▽

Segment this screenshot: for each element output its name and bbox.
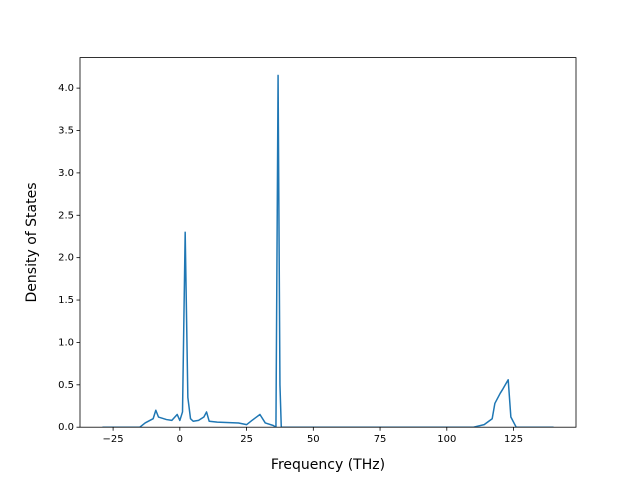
y-tick-label: 2.5 xyxy=(58,210,74,221)
y-tick-label: 3.0 xyxy=(58,168,74,179)
x-tick-label: 25 xyxy=(240,434,253,445)
plot-frame xyxy=(79,57,577,428)
y-tick-label: 1.5 xyxy=(58,295,74,306)
x-tick-label: −25 xyxy=(103,434,124,445)
x-tick-label: 75 xyxy=(374,434,387,445)
x-tick-label: 50 xyxy=(307,434,320,445)
y-tick-label: 1.0 xyxy=(58,337,74,348)
x-tick-label: 100 xyxy=(437,434,456,445)
y-tick-label: 0.0 xyxy=(58,422,74,433)
y-tick-label: 0.5 xyxy=(58,380,74,391)
y-tick-label: 3.5 xyxy=(58,126,74,137)
y-tick-label: 2.0 xyxy=(58,253,74,264)
y-axis-label: Density of States xyxy=(24,183,40,303)
x-tick-label: 125 xyxy=(504,434,523,445)
y-tick-label: 4.0 xyxy=(58,83,74,94)
x-axis-label: Frequency (THz) xyxy=(271,457,385,473)
line-series xyxy=(102,74,554,428)
x-tick-label: 0 xyxy=(177,434,183,445)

△

▸ Problem requirements: How many lines in the listing above contain the string "axis"? Reply with the number only.

▸ The solution: 2